▶ **Your task**
Give the count of lines holding the string "does" and nothing else.

── Source records

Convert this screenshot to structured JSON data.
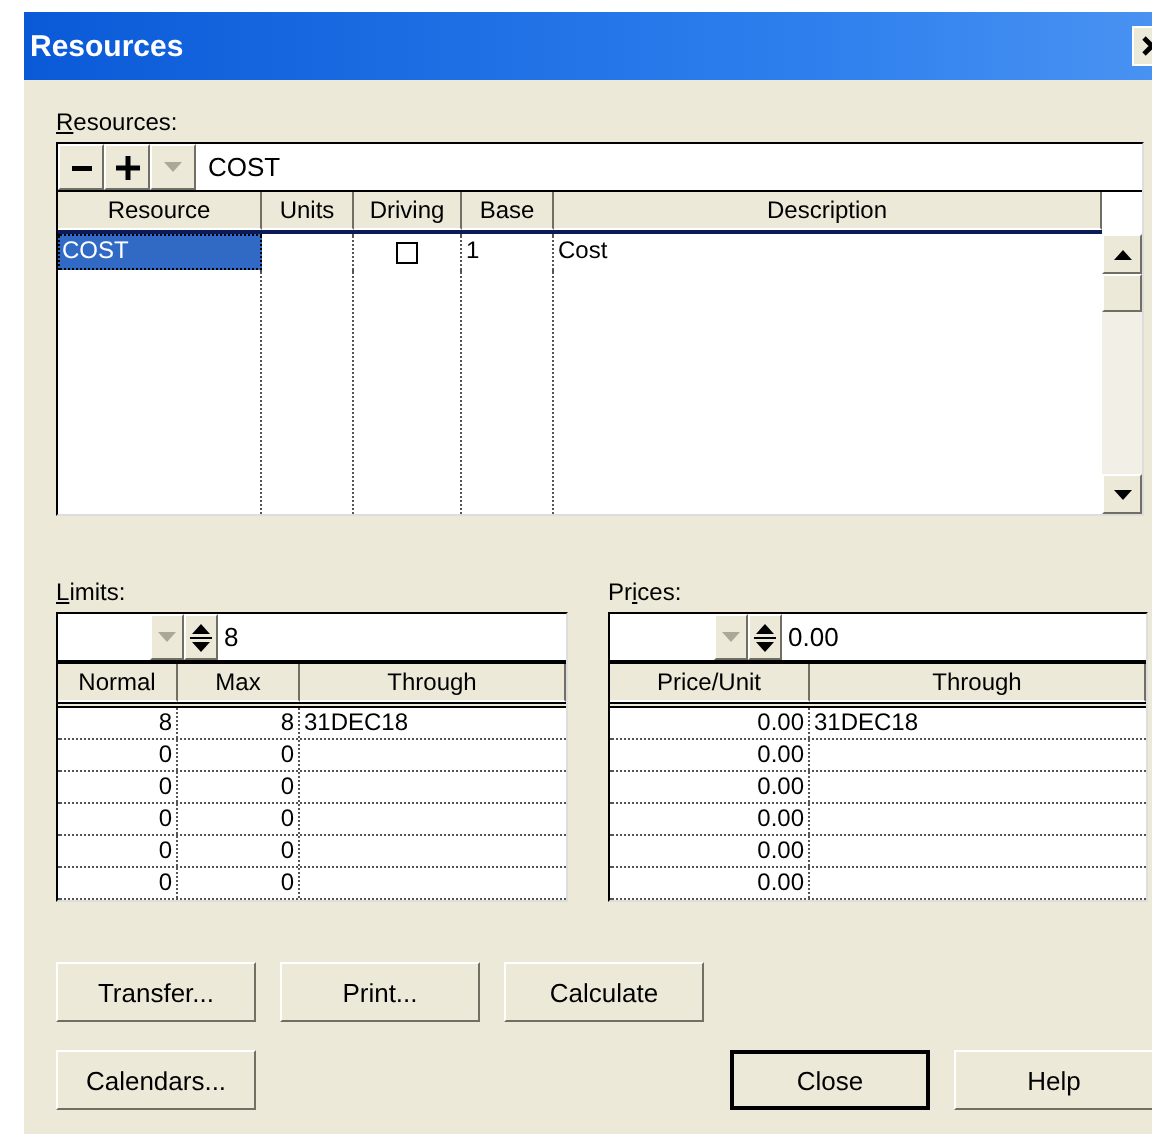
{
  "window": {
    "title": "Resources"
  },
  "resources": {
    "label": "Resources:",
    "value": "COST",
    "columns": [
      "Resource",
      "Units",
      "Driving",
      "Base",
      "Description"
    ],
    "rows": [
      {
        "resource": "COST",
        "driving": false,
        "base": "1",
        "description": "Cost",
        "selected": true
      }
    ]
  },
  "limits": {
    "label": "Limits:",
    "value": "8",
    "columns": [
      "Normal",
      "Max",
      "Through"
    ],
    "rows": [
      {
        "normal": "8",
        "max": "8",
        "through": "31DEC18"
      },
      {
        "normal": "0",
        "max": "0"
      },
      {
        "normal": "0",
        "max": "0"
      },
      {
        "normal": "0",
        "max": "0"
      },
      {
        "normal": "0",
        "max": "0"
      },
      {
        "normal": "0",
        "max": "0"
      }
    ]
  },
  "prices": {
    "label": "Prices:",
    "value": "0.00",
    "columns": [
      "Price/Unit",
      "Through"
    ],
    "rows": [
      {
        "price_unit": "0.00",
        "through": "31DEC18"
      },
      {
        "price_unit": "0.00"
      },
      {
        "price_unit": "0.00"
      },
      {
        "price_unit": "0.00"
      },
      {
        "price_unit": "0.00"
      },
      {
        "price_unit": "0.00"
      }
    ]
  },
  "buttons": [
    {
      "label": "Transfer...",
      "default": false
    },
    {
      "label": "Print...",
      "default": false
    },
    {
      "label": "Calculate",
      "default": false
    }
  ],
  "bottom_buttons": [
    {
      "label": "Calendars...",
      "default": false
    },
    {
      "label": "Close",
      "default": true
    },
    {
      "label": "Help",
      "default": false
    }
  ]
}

────
── Source records

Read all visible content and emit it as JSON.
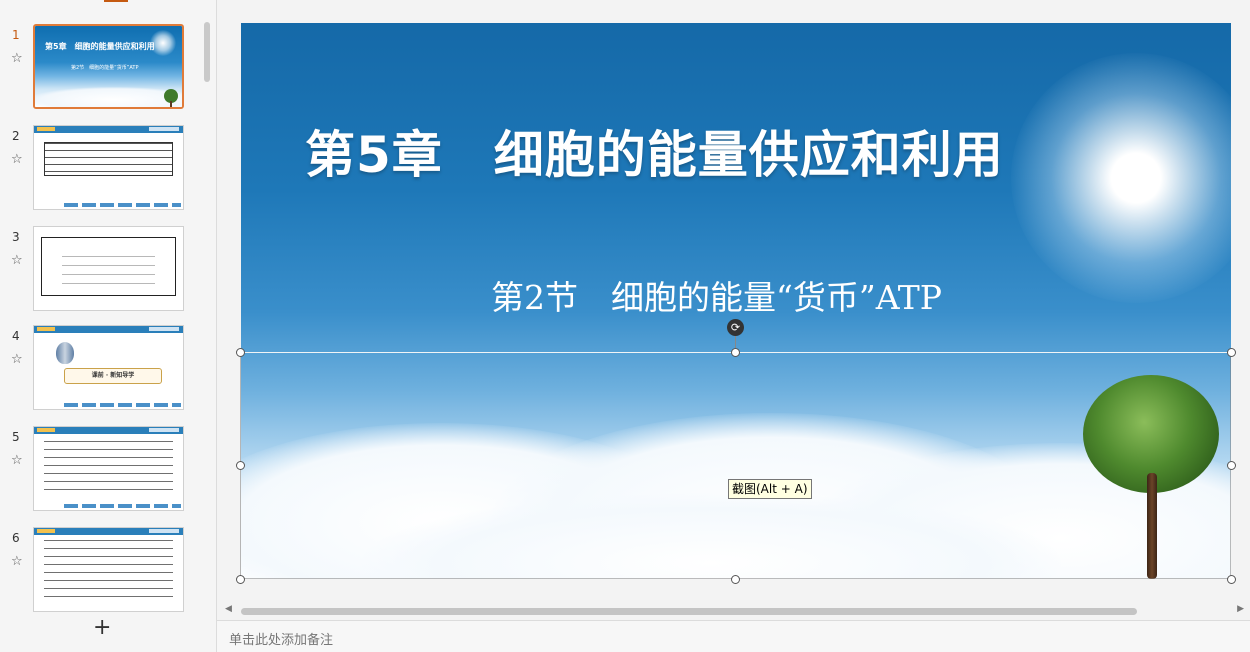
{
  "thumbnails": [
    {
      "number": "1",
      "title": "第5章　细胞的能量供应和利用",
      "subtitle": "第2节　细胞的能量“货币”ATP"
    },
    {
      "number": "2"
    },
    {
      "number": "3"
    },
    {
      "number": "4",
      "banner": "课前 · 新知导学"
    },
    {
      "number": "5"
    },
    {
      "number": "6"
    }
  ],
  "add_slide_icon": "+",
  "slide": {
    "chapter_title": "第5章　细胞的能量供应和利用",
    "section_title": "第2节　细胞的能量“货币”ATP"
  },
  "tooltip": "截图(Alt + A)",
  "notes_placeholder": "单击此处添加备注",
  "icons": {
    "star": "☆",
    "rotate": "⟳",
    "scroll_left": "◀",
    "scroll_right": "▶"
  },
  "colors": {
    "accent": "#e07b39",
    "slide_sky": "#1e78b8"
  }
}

────
── Source records

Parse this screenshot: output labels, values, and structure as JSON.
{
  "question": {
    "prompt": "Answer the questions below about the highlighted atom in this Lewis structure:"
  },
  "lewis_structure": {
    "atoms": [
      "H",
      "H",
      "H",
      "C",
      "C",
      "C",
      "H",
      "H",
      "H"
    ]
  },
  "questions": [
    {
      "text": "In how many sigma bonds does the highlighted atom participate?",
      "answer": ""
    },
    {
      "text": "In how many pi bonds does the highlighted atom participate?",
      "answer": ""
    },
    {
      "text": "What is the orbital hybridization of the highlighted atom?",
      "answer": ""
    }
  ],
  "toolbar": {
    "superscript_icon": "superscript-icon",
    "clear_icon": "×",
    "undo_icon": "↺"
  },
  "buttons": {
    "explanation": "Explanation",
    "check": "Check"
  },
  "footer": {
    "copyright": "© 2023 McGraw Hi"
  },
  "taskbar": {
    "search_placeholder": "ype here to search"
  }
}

────

▶ **Answer in full**
2